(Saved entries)
--------------------------------------------------

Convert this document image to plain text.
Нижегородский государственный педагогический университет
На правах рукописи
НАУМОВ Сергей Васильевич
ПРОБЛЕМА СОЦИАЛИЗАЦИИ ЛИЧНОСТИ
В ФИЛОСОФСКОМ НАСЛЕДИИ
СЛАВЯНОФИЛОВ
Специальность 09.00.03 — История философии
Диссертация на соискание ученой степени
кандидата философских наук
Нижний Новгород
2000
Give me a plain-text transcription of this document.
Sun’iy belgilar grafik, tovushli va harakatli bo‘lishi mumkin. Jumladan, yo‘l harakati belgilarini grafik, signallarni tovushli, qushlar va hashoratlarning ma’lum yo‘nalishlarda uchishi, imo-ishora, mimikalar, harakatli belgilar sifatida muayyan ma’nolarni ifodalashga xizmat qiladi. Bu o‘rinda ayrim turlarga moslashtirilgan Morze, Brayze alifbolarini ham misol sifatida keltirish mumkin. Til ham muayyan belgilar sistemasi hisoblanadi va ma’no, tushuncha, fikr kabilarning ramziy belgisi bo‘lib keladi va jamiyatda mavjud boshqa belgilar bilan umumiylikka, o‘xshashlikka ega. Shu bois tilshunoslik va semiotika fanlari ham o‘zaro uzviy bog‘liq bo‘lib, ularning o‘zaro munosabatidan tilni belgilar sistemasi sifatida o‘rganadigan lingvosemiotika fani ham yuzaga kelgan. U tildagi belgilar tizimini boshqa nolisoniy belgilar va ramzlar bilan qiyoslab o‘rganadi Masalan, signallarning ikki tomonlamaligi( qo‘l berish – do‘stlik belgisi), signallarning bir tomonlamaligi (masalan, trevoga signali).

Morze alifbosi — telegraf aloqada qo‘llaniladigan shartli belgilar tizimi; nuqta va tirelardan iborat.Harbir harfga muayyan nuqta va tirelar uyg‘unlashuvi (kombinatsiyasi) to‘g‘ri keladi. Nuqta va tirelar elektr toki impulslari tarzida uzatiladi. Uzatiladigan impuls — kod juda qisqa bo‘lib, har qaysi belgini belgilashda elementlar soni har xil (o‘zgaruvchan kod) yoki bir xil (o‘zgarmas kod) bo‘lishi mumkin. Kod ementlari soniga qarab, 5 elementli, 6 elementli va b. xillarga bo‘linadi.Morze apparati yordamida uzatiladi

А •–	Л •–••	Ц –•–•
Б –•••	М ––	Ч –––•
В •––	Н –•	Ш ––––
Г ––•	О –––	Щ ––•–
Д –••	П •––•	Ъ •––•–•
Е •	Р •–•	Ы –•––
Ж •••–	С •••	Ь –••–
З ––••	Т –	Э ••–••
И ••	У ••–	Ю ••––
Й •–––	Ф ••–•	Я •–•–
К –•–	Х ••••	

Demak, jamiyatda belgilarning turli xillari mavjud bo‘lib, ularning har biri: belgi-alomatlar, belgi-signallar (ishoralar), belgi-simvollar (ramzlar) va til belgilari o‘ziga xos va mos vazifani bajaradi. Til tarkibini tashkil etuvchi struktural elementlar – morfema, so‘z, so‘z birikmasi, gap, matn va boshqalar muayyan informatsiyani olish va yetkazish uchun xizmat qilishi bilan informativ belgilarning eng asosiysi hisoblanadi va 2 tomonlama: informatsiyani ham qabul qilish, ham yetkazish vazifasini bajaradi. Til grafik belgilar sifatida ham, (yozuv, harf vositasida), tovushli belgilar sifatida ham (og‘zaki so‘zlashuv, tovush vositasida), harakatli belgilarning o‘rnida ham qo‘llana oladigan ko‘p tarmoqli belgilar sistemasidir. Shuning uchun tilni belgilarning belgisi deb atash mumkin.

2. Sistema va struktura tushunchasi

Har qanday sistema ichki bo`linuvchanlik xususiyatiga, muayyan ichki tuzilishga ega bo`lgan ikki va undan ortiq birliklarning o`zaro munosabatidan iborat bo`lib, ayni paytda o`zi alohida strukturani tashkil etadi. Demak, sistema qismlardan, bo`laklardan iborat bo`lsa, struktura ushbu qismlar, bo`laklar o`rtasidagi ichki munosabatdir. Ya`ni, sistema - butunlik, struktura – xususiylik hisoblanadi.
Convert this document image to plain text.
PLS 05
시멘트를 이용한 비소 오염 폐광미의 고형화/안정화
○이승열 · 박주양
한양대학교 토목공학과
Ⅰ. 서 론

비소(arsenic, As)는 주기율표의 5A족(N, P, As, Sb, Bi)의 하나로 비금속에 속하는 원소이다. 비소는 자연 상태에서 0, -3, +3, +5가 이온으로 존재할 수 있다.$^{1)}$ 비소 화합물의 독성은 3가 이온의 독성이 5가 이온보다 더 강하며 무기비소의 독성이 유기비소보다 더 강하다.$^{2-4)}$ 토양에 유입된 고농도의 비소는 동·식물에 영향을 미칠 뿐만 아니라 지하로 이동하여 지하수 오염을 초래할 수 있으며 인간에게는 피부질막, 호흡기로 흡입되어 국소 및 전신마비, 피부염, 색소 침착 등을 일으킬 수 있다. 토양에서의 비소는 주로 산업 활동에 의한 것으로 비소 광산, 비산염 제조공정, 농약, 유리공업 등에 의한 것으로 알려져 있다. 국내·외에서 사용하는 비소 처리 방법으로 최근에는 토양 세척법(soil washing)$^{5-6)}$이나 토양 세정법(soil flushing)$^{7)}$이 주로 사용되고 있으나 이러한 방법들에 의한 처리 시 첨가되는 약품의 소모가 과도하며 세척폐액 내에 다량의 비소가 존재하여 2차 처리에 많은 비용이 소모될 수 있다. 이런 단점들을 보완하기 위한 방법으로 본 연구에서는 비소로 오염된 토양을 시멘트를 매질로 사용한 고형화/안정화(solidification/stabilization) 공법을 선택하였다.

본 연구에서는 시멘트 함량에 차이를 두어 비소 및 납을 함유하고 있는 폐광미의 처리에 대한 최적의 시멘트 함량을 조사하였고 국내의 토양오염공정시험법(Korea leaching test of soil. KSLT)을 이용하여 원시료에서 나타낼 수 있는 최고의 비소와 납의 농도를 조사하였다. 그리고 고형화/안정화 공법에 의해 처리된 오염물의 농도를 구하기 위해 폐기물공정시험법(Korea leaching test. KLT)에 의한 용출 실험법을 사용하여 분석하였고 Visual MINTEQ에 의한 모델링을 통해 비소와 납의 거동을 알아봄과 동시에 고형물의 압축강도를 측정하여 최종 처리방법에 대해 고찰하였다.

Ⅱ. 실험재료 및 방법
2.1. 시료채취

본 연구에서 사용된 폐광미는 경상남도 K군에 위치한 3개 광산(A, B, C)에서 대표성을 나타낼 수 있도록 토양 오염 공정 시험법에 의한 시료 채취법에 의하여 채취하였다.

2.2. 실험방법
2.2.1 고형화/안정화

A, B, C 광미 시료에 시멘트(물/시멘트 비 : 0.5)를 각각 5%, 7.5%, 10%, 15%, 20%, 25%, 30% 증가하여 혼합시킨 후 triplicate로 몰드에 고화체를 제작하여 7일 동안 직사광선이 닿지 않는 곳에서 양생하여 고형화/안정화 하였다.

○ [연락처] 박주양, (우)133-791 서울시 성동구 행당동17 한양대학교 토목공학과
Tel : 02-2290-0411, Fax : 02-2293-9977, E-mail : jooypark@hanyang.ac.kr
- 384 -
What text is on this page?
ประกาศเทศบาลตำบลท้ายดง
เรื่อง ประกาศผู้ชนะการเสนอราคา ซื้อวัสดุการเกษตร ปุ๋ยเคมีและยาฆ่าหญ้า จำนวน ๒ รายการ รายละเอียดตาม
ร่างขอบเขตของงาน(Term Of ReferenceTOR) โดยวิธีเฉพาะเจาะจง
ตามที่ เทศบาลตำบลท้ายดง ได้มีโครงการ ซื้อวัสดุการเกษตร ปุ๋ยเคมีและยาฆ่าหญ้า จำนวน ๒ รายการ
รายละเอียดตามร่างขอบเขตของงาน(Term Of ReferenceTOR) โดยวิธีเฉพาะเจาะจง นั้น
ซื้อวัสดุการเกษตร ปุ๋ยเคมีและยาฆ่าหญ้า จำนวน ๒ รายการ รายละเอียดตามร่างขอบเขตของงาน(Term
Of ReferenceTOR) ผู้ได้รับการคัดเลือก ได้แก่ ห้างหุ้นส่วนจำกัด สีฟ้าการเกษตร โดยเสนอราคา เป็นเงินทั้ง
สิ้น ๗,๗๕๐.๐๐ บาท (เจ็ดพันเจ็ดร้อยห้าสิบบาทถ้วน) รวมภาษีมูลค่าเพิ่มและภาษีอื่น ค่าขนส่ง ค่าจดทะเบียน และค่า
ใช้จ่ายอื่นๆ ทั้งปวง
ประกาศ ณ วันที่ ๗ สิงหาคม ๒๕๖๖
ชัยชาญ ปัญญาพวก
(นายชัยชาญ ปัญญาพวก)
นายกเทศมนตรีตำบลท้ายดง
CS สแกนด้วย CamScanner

--------------------------------------------------

_Given instruction:_
Count every line of the records that holds the string "โดยว". Write only the total.

_Task result:_
2